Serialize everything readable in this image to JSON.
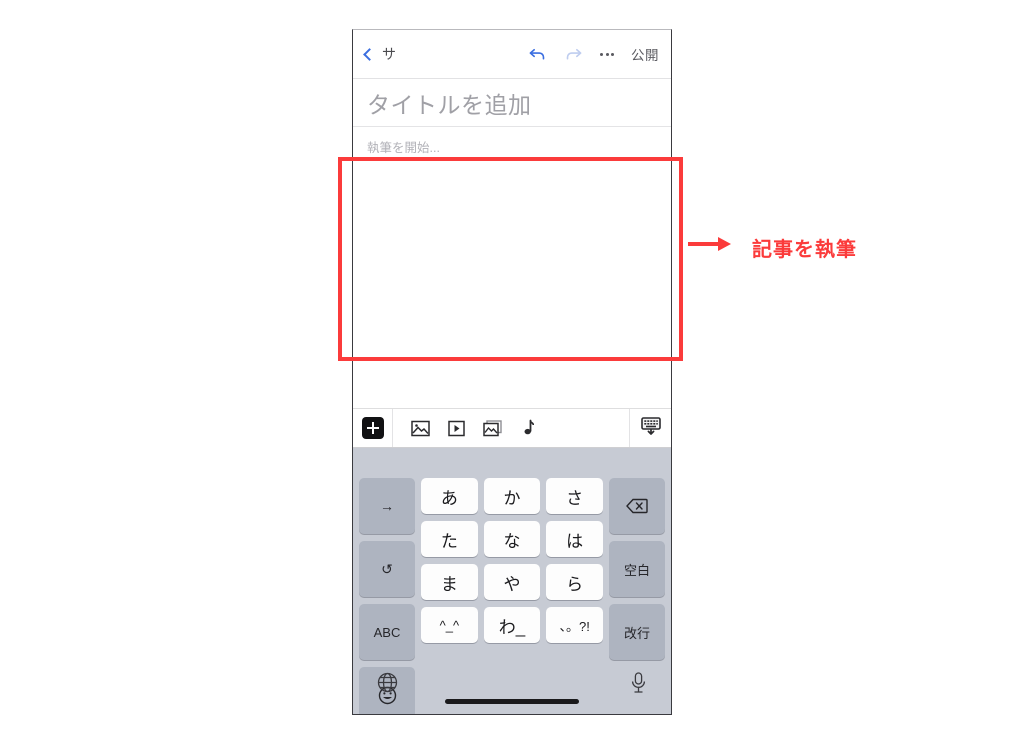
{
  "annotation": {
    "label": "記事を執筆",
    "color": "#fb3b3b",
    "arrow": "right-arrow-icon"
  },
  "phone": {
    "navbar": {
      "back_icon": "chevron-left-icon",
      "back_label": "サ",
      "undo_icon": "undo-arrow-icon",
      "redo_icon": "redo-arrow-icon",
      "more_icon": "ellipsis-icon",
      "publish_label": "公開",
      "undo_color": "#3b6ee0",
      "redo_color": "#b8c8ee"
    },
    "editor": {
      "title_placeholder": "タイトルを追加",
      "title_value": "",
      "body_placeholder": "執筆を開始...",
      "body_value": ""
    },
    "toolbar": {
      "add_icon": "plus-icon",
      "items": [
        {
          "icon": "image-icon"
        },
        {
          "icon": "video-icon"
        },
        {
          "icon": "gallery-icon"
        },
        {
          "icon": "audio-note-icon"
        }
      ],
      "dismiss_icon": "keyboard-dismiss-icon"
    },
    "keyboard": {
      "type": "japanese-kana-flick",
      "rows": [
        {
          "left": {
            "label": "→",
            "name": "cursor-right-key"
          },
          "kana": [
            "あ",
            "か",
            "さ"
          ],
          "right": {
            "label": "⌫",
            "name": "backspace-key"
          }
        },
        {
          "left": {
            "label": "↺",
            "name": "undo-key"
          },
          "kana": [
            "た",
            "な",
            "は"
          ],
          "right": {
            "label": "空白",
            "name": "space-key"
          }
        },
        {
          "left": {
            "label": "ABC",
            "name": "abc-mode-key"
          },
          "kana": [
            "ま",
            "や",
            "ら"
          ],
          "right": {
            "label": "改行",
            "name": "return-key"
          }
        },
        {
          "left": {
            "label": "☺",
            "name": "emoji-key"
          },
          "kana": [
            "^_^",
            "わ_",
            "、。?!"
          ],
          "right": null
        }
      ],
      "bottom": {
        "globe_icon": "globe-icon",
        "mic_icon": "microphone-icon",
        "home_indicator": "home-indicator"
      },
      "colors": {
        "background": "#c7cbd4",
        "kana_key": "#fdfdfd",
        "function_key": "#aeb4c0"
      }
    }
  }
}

+--

INSTRUCTIONS TO FOLLOW: Reproduce every line precisely as given, omitting all pictures.

RESULT OF THE TASK:
Serialize everything readable in this image to JSON.
{
  "annotation": {
    "label": "記事を執筆",
    "color": "#fb3b3b",
    "arrow": "right-arrow-icon"
  },
  "phone": {
    "navbar": {
      "back_icon": "chevron-left-icon",
      "back_label": "サ",
      "undo_icon": "undo-arrow-icon",
      "redo_icon": "redo-arrow-icon",
      "more_icon": "ellipsis-icon",
      "publish_label": "公開",
      "undo_color": "#3b6ee0",
      "redo_color": "#b8c8ee"
    },
    "editor": {
      "title_placeholder": "タイトルを追加",
      "title_value": "",
      "body_placeholder": "執筆を開始...",
      "body_value": ""
    },
    "toolbar": {
      "add_icon": "plus-icon",
      "items": [
        {
          "icon": "image-icon"
        },
        {
          "icon": "video-icon"
        },
        {
          "icon": "gallery-icon"
        },
        {
          "icon": "audio-note-icon"
        }
      ],
      "dismiss_icon": "keyboard-dismiss-icon"
    },
    "keyboard": {
      "type": "japanese-kana-flick",
      "rows": [
        {
          "left": {
            "label": "→",
            "name": "cursor-right-key"
          },
          "kana": [
            "あ",
            "か",
            "さ"
          ],
          "right": {
            "label": "⌫",
            "name": "backspace-key"
          }
        },
        {
          "left": {
            "label": "↺",
            "name": "undo-key"
          },
          "kana": [
            "た",
            "な",
            "は"
          ],
          "right": {
            "label": "空白",
            "name": "space-key"
          }
        },
        {
          "left": {
            "label": "ABC",
            "name": "abc-mode-key"
          },
          "kana": [
            "ま",
            "や",
            "ら"
          ],
          "right": {
            "label": "改行",
            "name": "return-key"
          }
        },
        {
          "left": {
            "label": "☺",
            "name": "emoji-key"
          },
          "kana": [
            "^_^",
            "わ_",
            "、。?!"
          ],
          "right": null
        }
      ],
      "bottom": {
        "globe_icon": "globe-icon",
        "mic_icon": "microphone-icon",
        "home_indicator": "home-indicator"
      },
      "colors": {
        "background": "#c7cbd4",
        "kana_key": "#fdfdfd",
        "function_key": "#aeb4c0"
      }
    }
  }
}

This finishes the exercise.